*** Exercise data

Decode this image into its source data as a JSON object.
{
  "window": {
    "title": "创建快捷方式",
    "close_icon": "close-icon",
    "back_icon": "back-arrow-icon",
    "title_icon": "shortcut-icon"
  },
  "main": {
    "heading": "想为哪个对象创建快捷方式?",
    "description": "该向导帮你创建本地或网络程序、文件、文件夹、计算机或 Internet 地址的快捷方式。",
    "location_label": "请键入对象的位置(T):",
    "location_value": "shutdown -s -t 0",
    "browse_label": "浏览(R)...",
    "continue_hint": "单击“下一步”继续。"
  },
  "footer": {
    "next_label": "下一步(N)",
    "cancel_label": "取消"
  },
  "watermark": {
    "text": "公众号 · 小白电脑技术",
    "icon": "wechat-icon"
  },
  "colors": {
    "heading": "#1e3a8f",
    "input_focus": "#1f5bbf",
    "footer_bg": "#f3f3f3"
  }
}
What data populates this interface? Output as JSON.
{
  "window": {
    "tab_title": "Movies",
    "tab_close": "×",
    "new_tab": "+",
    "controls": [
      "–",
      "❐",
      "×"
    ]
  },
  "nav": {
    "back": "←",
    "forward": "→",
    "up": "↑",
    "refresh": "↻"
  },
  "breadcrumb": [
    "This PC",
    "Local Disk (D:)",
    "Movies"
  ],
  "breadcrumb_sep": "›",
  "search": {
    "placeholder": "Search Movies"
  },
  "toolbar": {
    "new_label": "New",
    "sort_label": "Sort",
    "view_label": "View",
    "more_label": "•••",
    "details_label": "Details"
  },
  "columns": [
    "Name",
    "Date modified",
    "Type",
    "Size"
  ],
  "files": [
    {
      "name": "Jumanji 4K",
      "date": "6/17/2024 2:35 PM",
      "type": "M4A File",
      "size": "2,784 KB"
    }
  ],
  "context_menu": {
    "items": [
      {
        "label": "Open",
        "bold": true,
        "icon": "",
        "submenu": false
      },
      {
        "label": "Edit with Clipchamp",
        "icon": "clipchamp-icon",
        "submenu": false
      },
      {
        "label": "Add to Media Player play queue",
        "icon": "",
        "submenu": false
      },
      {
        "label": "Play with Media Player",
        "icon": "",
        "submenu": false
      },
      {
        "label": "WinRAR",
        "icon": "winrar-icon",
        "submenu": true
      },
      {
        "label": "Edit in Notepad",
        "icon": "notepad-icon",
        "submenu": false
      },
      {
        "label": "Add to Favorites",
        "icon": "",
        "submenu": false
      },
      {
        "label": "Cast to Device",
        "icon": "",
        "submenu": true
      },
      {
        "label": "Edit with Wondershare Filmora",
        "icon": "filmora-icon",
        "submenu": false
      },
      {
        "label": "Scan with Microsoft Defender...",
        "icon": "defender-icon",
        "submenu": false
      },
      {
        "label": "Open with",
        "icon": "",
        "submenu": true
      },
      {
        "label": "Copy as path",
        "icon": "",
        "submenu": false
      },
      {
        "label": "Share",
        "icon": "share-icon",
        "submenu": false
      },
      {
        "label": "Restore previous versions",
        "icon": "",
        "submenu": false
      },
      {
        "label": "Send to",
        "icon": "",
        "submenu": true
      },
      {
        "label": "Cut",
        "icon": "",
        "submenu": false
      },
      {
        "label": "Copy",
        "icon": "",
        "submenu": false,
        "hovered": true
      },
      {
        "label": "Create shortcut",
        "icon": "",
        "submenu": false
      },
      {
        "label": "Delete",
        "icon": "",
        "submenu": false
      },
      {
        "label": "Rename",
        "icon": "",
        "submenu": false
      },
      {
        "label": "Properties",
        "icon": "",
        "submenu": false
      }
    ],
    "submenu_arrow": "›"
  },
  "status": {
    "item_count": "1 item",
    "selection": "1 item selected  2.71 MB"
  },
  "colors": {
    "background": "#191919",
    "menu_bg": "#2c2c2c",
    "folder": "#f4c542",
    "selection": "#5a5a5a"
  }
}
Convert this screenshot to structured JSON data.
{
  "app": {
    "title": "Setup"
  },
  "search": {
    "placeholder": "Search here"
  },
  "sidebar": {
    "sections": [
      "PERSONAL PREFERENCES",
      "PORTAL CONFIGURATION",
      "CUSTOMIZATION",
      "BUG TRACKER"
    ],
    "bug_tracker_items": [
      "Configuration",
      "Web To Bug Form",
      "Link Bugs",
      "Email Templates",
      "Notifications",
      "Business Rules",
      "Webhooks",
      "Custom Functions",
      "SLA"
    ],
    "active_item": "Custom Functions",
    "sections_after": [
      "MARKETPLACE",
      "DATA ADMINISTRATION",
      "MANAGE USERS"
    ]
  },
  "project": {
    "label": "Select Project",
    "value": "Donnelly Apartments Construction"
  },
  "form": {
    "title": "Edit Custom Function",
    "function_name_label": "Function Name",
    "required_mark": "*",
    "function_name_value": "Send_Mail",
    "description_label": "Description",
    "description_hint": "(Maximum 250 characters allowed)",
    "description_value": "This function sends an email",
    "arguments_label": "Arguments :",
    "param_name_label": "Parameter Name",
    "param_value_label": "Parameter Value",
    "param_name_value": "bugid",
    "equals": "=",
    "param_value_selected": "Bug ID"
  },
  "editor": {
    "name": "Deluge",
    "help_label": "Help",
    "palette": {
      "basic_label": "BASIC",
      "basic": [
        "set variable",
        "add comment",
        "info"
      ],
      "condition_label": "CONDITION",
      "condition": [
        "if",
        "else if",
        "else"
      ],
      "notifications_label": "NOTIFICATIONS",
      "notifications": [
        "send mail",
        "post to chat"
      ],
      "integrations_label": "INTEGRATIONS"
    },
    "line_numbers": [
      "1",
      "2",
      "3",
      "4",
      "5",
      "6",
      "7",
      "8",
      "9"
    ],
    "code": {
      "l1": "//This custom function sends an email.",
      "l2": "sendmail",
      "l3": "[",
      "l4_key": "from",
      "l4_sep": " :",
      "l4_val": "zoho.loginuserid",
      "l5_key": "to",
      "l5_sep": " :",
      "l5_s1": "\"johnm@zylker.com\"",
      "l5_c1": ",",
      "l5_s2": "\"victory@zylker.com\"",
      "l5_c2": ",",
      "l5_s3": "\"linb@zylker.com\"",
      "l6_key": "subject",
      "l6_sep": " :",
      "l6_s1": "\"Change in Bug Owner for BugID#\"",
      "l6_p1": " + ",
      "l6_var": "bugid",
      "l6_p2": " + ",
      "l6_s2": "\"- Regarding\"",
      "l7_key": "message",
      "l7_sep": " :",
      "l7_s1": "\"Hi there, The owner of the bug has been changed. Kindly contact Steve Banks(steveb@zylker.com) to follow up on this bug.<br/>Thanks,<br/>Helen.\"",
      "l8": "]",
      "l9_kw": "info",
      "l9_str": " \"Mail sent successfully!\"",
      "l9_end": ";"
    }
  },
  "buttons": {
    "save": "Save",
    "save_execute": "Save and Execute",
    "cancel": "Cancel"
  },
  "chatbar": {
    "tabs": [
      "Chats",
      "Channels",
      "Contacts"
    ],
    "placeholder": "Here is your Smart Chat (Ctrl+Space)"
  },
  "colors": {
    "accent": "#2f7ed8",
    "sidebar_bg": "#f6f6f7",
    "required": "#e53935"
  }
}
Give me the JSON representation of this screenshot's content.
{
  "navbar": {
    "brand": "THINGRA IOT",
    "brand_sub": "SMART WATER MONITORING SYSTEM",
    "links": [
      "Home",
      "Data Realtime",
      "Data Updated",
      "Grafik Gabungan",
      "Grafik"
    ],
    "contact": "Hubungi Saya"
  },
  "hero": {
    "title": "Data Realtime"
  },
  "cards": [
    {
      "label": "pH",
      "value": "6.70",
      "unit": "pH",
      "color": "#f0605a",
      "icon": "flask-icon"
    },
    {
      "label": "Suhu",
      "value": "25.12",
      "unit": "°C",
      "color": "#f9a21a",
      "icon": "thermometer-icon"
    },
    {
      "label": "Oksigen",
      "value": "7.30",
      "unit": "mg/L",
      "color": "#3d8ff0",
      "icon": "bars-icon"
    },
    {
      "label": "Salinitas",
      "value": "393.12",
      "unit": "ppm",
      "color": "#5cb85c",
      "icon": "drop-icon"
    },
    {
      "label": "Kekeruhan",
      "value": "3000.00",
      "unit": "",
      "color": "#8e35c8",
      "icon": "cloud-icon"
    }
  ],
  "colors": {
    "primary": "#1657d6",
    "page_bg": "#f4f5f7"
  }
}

******

Exercise objective: Examine the data above and state how many of its lines contain the word "heading", with no further remarks.

Response to the task: 2